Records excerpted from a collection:

((

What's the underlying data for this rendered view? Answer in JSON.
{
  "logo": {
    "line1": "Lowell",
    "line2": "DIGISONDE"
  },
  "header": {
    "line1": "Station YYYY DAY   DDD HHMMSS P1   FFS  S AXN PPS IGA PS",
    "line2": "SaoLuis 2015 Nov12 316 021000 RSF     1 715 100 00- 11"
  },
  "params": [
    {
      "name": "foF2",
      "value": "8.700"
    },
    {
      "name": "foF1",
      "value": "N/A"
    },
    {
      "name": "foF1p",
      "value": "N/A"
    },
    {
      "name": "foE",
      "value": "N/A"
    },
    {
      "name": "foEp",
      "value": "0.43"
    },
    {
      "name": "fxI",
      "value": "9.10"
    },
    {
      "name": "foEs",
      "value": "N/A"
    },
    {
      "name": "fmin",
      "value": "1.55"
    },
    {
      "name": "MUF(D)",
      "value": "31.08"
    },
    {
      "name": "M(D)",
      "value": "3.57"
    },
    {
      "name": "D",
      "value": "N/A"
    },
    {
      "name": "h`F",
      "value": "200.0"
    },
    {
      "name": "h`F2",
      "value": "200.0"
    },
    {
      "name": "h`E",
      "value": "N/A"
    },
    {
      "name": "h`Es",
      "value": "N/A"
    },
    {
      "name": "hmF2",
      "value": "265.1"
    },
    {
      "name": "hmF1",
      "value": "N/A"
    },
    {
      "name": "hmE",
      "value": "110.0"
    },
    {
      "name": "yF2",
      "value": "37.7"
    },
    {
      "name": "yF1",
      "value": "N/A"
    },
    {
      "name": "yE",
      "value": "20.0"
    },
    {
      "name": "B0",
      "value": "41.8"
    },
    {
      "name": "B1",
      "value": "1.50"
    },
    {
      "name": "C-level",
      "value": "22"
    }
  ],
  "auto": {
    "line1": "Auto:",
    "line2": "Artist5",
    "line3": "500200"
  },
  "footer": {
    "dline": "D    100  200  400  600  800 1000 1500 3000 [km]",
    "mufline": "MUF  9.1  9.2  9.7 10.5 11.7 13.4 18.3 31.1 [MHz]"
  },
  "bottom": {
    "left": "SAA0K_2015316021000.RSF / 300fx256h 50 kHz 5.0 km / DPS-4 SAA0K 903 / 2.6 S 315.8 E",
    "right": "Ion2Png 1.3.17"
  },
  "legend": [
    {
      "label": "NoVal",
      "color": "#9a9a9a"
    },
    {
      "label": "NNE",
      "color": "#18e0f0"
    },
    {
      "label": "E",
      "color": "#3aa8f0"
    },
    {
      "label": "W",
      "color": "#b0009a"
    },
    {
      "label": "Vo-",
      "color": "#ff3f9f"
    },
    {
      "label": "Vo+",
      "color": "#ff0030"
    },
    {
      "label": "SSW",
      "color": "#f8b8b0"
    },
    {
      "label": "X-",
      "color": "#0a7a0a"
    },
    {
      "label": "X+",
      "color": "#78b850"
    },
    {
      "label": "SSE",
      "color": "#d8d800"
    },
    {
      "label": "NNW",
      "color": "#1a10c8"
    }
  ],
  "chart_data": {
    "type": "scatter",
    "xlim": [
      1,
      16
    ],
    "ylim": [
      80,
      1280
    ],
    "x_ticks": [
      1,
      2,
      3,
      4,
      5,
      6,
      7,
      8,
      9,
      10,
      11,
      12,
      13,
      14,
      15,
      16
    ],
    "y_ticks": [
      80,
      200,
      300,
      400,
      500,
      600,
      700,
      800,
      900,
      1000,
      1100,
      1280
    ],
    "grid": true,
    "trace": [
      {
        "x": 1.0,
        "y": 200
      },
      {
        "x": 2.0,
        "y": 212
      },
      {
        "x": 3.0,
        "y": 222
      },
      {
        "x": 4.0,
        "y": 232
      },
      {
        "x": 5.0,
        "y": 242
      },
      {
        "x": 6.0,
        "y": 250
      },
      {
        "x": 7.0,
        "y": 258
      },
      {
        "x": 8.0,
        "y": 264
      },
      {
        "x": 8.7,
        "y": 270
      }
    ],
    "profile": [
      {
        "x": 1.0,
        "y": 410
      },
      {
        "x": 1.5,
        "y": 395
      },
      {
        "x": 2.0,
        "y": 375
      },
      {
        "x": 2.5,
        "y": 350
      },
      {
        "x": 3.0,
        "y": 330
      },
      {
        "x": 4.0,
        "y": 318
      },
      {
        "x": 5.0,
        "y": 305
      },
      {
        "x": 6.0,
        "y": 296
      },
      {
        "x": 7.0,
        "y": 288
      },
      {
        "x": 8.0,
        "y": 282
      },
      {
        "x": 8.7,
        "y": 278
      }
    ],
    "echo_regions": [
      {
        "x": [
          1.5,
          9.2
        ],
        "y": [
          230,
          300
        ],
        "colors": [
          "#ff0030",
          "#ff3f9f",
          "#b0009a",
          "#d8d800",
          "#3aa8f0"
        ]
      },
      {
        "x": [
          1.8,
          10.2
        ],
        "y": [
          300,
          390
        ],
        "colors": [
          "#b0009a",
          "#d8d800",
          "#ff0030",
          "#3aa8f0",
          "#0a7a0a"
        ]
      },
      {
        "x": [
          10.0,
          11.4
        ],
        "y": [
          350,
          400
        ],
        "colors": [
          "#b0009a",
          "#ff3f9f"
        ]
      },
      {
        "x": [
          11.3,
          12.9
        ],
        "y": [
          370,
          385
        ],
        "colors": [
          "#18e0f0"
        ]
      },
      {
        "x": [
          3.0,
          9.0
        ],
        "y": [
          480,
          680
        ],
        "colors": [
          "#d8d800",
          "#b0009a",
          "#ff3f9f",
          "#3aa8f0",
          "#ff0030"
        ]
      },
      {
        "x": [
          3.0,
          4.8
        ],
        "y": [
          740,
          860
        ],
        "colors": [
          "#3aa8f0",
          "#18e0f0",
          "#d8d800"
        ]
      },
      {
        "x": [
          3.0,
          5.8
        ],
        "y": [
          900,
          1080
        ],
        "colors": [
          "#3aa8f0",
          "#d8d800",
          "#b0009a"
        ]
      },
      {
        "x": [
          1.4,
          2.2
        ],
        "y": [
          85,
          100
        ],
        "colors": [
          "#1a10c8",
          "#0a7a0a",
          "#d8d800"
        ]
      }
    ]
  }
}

))

Given request:
Write out every entry exactly as given.

Result of the task:
What's the underlying data for this rendered view? Answer in JSON.
{
  "logo": {
    "line1": "Lowell",
    "line2": "DIGISONDE"
  },
  "header": {
    "line1": "Station YYYY DAY   DDD HHMMSS P1   FFS  S AXN PPS IGA PS",
    "line2": "SaoLuis 2015 Nov12 316 021000 RSF     1 715 100 00- 11"
  },
  "params": [
    {
      "name": "foF2",
      "value": "8.700"
    },
    {
      "name": "foF1",
      "value": "N/A"
    },
    {
      "name": "foF1p",
      "value": "N/A"
    },
    {
      "name": "foE",
      "value": "N/A"
    },
    {
      "name": "foEp",
      "value": "0.43"
    },
    {
      "name": "fxI",
      "value": "9.10"
    },
    {
      "name": "foEs",
      "value": "N/A"
    },
    {
      "name": "fmin",
      "value": "1.55"
    },
    {
      "name": "MUF(D)",
      "value": "31.08"
    },
    {
      "name": "M(D)",
      "value": "3.57"
    },
    {
      "name": "D",
      "value": "N/A"
    },
    {
      "name": "h`F",
      "value": "200.0"
    },
    {
      "name": "h`F2",
      "value": "200.0"
    },
    {
      "name": "h`E",
      "value": "N/A"
    },
    {
      "name": "h`Es",
      "value": "N/A"
    },
    {
      "name": "hmF2",
      "value": "265.1"
    },
    {
      "name": "hmF1",
      "value": "N/A"
    },
    {
      "name": "hmE",
      "value": "110.0"
    },
    {
      "name": "yF2",
      "value": "37.7"
    },
    {
      "name": "yF1",
      "value": "N/A"
    },
    {
      "name": "yE",
      "value": "20.0"
    },
    {
      "name": "B0",
      "value": "41.8"
    },
    {
      "name": "B1",
      "value": "1.50"
    },
    {
      "name": "C-level",
      "value": "22"
    }
  ],
  "auto": {
    "line1": "Auto:",
    "line2": "Artist5",
    "line3": "500200"
  },
  "footer": {
    "dline": "D    100  200  400  600  800 1000 1500 3000 [km]",
    "mufline": "MUF  9.1  9.2  9.7 10.5 11.7 13.4 18.3 31.1 [MHz]"
  },
  "bottom": {
    "left": "SAA0K_2015316021000.RSF / 300fx256h 50 kHz 5.0 km / DPS-4 SAA0K 903 / 2.6 S 315.8 E",
    "right": "Ion2Png 1.3.17"
  },
  "legend": [
    {
      "label": "NoVal",
      "color": "#9a9a9a"
    },
    {
      "label": "NNE",
      "color": "#18e0f0"
    },
    {
      "label": "E",
      "color": "#3aa8f0"
    },
    {
      "label": "W",
      "color": "#b0009a"
    },
    {
      "label": "Vo-",
      "color": "#ff3f9f"
    },
    {
      "label": "Vo+",
      "color": "#ff0030"
    },
    {
      "label": "SSW",
      "color": "#f8b8b0"
    },
    {
      "label": "X-",
      "color": "#0a7a0a"
    },
    {
      "label": "X+",
      "color": "#78b850"
    },
    {
      "label": "SSE",
      "color": "#d8d800"
    },
    {
      "label": "NNW",
      "color": "#1a10c8"
    }
  ],
  "chart_data": {
    "type": "scatter",
    "xlim": [
      1,
      16
    ],
    "ylim": [
      80,
      1280
    ],
    "x_ticks": [
      1,
      2,
      3,
      4,
      5,
      6,
      7,
      8,
      9,
      10,
      11,
      12,
      13,
      14,
      15,
      16
    ],
    "y_ticks": [
      80,
      200,
      300,
      400,
      500,
      600,
      700,
      800,
      900,
      1000,
      1100,
      1280
    ],
    "grid": true,
    "trace": [
      {
        "x": 1.0,
        "y": 200
      },
      {
        "x": 2.0,
        "y": 212
      },
      {
        "x": 3.0,
        "y": 222
      },
      {
        "x": 4.0,
        "y": 232
      },
      {
        "x": 5.0,
        "y": 242
      },
      {
        "x": 6.0,
        "y": 250
      },
      {
        "x": 7.0,
        "y": 258
      },
      {
        "x": 8.0,
        "y": 264
      },
      {
        "x": 8.7,
        "y": 270
      }
    ],
    "profile": [
      {
        "x": 1.0,
        "y": 410
      },
      {
        "x": 1.5,
        "y": 395
      },
      {
        "x": 2.0,
        "y": 375
      },
      {
        "x": 2.5,
        "y": 350
      },
      {
        "x": 3.0,
        "y": 330
      },
      {
        "x": 4.0,
        "y": 318
      },
      {
        "x": 5.0,
        "y": 305
      },
      {
        "x": 6.0,
        "y": 296
      },
      {
        "x": 7.0,
        "y": 288
      },
      {
        "x": 8.0,
        "y": 282
      },
      {
        "x": 8.7,
        "y": 278
      }
    ],
    "echo_regions": [
      {
        "x": [
          1.5,
          9.2
        ],
        "y": [
          230,
          300
        ],
        "colors": [
          "#ff0030",
          "#ff3f9f",
          "#b0009a",
          "#d8d800",
          "#3aa8f0"
        ]
      },
      {
        "x": [
          1.8,
          10.2
        ],
        "y": [
          300,
          390
        ],
        "colors": [
          "#b0009a",
          "#d8d800",
          "#ff0030",
          "#3aa8f0",
          "#0a7a0a"
        ]
      },
      {
        "x": [
          10.0,
          11.4
        ],
        "y": [
          350,
          400
        ],
        "colors": [
          "#b0009a",
          "#ff3f9f"
        ]
      },
      {
        "x": [
          11.3,
          12.9
        ],
        "y": [
          370,
          385
        ],
        "colors": [
          "#18e0f0"
        ]
      },
      {
        "x": [
          3.0,
          9.0
        ],
        "y": [
          480,
          680
        ],
        "colors": [
          "#d8d800",
          "#b0009a",
          "#ff3f9f",
          "#3aa8f0",
          "#ff0030"
        ]
      },
      {
        "x": [
          3.0,
          4.8
        ],
        "y": [
          740,
          860
        ],
        "colors": [
          "#3aa8f0",
          "#18e0f0",
          "#d8d800"
        ]
      },
      {
        "x": [
          3.0,
          5.8
        ],
        "y": [
          900,
          1080
        ],
        "colors": [
          "#3aa8f0",
          "#d8d800",
          "#b0009a"
        ]
      },
      {
        "x": [
          1.4,
          2.2
        ],
        "y": [
          85,
          100
        ],
        "colors": [
          "#1a10c8",
          "#0a7a0a",
          "#d8d800"
        ]
      }
    ]
  }
}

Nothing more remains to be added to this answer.